Dataset entries
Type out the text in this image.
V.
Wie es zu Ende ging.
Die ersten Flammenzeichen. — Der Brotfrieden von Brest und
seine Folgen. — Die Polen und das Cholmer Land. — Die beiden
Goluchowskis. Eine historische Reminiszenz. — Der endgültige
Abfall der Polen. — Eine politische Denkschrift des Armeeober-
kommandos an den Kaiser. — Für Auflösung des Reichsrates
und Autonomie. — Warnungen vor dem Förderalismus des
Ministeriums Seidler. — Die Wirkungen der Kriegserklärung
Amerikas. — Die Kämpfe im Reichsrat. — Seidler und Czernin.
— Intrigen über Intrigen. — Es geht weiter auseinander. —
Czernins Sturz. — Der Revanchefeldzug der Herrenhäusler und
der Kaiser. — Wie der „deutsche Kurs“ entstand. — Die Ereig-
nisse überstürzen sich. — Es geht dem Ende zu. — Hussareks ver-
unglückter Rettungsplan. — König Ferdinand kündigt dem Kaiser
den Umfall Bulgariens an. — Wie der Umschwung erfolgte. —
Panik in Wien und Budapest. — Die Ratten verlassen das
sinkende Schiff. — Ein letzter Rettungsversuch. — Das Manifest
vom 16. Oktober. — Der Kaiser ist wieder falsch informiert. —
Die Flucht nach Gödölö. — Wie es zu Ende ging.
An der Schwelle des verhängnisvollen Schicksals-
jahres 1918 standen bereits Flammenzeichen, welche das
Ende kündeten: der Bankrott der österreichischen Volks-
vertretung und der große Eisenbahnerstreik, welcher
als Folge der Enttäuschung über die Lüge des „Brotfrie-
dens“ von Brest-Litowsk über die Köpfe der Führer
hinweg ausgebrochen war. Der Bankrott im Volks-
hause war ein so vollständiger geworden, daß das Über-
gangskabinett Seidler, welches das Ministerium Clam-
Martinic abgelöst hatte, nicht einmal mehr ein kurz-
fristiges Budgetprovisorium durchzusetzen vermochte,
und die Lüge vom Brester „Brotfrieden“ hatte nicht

> [Stated goal]: Copy every record exactly as presented.

> [Result]:
Type out the text in this image.
V.
Wie es zu Ende ging.
Die ersten Flammenzeichen. — Der Brotfrieden von Brest und
seine Folgen. — Die Polen und das Cholmer Land. — Die beiden
Goluchowskis. Eine historische Reminiszenz. — Der endgültige
Abfall der Polen. — Eine politische Denkschrift des Armeeober-
kommandos an den Kaiser. — Für Auflösung des Reichsrates
und Autonomie. — Warnungen vor dem Förderalismus des
Ministeriums Seidler. — Die Wirkungen der Kriegserklärung
Amerikas. — Die Kämpfe im Reichsrat. — Seidler und Czernin.
— Intrigen über Intrigen. — Es geht weiter auseinander. —
Czernins Sturz. — Der Revanchefeldzug der Herrenhäusler und
der Kaiser. — Wie der „deutsche Kurs“ entstand. — Die Ereig-
nisse überstürzen sich. — Es geht dem Ende zu. — Hussareks ver-
unglückter Rettungsplan. — König Ferdinand kündigt dem Kaiser
den Umfall Bulgariens an. — Wie der Umschwung erfolgte. —
Panik in Wien und Budapest. — Die Ratten verlassen das
sinkende Schiff. — Ein letzter Rettungsversuch. — Das Manifest
vom 16. Oktober. — Der Kaiser ist wieder falsch informiert. —
Die Flucht nach Gödölö. — Wie es zu Ende ging.
An der Schwelle des verhängnisvollen Schicksals-
jahres 1918 standen bereits Flammenzeichen, welche das
Ende kündeten: der Bankrott der österreichischen Volks-
vertretung und der große Eisenbahnerstreik, welcher
als Folge der Enttäuschung über die Lüge des „Brotfrie-
dens“ von Brest-Litowsk über die Köpfe der Führer
hinweg ausgebrochen war. Der Bankrott im Volks-
hause war ein so vollständiger geworden, daß das Über-
gangskabinett Seidler, welches das Ministerium Clam-
Martinic abgelöst hatte, nicht einmal mehr ein kurz-
fristiges Budgetprovisorium durchzusetzen vermochte,
und die Lüge vom Brester „Brotfrieden“ hatte nicht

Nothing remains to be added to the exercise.